AIM OF THE TASK:
Show every line where "BETON" occurs.

Saved entries
•••••

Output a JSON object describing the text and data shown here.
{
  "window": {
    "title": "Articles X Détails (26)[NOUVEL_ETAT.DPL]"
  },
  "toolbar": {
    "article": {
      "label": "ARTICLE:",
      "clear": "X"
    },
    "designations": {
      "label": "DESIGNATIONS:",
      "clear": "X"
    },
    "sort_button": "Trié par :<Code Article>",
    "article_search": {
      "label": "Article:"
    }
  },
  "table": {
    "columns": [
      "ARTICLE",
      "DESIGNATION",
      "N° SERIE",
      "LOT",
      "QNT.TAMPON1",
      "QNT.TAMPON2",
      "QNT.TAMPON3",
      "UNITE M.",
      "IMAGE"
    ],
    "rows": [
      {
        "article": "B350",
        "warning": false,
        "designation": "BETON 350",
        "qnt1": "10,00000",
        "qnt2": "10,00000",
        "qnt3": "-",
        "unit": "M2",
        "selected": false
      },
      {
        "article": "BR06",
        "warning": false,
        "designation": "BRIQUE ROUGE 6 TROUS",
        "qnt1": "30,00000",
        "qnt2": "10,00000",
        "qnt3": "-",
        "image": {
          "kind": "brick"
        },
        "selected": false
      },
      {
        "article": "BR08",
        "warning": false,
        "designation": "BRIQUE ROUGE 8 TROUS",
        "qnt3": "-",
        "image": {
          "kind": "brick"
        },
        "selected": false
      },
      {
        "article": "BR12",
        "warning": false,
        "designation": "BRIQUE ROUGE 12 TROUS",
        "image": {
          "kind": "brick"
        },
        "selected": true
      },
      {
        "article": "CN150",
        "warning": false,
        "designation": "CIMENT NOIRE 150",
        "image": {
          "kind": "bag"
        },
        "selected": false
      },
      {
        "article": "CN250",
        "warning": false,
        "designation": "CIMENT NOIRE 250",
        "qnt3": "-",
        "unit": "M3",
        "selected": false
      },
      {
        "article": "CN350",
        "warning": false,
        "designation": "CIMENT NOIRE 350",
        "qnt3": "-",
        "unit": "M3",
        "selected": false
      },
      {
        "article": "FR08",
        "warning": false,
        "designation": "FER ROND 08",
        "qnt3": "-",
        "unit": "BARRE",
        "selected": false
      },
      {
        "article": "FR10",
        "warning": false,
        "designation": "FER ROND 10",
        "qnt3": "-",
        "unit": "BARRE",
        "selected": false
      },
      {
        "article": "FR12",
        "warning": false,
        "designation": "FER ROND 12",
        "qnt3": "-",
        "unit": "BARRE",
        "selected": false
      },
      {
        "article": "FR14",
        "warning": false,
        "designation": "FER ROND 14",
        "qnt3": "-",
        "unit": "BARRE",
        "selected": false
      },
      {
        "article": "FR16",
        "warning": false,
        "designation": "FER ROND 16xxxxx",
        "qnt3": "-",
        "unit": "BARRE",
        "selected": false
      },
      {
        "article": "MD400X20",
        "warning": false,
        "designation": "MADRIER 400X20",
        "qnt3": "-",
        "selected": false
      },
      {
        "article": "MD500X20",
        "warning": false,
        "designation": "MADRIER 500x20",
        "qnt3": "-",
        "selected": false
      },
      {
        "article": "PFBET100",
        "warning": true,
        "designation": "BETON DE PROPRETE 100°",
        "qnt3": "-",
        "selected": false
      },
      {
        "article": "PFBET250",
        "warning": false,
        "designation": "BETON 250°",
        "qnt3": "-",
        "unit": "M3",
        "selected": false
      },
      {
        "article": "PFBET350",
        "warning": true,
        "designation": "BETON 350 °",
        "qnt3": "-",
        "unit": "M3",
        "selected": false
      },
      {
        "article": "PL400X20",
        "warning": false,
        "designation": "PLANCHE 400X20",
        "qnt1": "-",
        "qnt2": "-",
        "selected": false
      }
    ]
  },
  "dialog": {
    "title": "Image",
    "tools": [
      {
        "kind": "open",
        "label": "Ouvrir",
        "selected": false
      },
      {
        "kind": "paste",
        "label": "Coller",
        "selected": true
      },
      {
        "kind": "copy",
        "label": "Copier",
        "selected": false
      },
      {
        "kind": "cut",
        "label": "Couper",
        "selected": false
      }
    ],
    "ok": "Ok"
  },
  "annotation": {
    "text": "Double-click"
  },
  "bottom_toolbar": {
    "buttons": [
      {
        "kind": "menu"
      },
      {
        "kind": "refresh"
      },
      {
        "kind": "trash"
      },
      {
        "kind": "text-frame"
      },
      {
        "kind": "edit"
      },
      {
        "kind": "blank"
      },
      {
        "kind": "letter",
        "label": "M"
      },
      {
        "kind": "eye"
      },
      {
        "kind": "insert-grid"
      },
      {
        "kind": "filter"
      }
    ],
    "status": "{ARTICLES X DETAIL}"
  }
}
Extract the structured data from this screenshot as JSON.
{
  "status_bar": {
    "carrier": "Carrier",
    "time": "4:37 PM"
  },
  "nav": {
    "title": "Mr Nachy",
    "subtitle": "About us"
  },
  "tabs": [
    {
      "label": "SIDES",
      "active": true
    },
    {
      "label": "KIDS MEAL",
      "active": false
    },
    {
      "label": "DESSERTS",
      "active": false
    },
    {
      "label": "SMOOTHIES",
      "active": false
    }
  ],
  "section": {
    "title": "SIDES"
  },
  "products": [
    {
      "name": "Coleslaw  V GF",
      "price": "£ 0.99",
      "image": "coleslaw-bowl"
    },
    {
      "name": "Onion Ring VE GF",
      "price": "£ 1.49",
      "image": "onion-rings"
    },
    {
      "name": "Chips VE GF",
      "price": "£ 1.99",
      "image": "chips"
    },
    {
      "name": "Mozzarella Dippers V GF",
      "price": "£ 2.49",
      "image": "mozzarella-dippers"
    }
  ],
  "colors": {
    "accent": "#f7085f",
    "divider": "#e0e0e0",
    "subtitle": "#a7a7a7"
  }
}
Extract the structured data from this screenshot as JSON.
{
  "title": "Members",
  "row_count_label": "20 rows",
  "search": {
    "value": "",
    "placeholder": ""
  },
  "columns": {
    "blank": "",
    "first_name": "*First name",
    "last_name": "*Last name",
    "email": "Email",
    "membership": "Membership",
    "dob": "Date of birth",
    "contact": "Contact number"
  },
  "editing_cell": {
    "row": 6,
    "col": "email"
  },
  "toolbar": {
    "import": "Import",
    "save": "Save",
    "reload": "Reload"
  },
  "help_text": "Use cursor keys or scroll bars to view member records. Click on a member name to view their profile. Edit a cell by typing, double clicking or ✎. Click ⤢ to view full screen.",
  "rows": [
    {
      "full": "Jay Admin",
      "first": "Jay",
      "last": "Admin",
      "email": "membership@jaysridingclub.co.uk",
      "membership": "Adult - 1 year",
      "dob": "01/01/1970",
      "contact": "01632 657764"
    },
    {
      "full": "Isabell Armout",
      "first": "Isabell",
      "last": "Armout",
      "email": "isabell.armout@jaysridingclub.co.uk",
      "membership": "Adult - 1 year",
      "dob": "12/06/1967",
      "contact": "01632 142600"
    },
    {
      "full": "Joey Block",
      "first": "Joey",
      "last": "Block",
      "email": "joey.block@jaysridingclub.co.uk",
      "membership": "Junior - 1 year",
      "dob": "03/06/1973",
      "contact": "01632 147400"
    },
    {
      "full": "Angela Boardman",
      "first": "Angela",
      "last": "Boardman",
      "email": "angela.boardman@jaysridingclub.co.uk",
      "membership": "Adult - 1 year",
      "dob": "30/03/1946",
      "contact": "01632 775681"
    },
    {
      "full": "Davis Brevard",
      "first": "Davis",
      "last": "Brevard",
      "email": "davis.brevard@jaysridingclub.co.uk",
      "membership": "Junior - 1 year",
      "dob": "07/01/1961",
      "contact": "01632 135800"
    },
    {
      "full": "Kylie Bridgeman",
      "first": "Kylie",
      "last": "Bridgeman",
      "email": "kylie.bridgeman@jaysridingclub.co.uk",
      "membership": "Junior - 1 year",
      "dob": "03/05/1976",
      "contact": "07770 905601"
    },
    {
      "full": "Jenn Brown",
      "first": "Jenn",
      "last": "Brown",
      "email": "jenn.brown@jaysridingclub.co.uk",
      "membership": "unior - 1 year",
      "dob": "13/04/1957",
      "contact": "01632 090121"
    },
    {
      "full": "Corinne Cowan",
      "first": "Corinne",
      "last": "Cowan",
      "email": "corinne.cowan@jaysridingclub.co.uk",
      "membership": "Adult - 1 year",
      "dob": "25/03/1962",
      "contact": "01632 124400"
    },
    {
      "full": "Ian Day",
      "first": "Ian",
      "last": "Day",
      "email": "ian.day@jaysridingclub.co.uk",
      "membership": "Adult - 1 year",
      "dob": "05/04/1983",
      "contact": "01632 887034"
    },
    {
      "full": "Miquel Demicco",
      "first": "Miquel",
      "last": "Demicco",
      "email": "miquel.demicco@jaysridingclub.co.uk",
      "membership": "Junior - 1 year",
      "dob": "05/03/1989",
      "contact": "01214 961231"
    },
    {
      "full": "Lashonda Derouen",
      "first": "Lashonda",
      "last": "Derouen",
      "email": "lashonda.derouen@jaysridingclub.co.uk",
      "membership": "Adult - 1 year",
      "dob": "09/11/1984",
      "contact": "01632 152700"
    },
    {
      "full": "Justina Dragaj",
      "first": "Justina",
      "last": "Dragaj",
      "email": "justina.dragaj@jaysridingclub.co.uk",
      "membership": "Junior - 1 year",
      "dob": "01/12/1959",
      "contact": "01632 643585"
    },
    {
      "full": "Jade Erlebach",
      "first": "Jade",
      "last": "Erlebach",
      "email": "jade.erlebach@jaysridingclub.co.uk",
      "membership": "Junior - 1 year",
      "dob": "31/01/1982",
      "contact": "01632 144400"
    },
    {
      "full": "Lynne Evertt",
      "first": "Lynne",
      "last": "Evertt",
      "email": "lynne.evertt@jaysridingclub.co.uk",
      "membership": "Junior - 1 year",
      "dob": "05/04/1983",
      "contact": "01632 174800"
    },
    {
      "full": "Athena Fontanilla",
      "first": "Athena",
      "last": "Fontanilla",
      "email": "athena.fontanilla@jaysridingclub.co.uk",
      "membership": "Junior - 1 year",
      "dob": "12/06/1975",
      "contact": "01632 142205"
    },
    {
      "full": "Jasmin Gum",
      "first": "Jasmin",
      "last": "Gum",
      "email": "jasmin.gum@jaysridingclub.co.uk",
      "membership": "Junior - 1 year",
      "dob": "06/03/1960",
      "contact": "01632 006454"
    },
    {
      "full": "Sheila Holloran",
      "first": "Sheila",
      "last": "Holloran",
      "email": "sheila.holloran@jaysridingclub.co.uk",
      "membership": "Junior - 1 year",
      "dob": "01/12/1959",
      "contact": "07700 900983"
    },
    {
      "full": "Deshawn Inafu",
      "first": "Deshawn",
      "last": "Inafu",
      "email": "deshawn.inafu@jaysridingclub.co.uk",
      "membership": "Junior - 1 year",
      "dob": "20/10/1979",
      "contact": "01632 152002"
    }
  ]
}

•••••

WRITTEN ANSWER:
        "designation": "BETON 350",
        "designation": "BETON DE PROPRETE 100°",
        "designation": "BETON 250°",
        "designation": "BETON 350 °",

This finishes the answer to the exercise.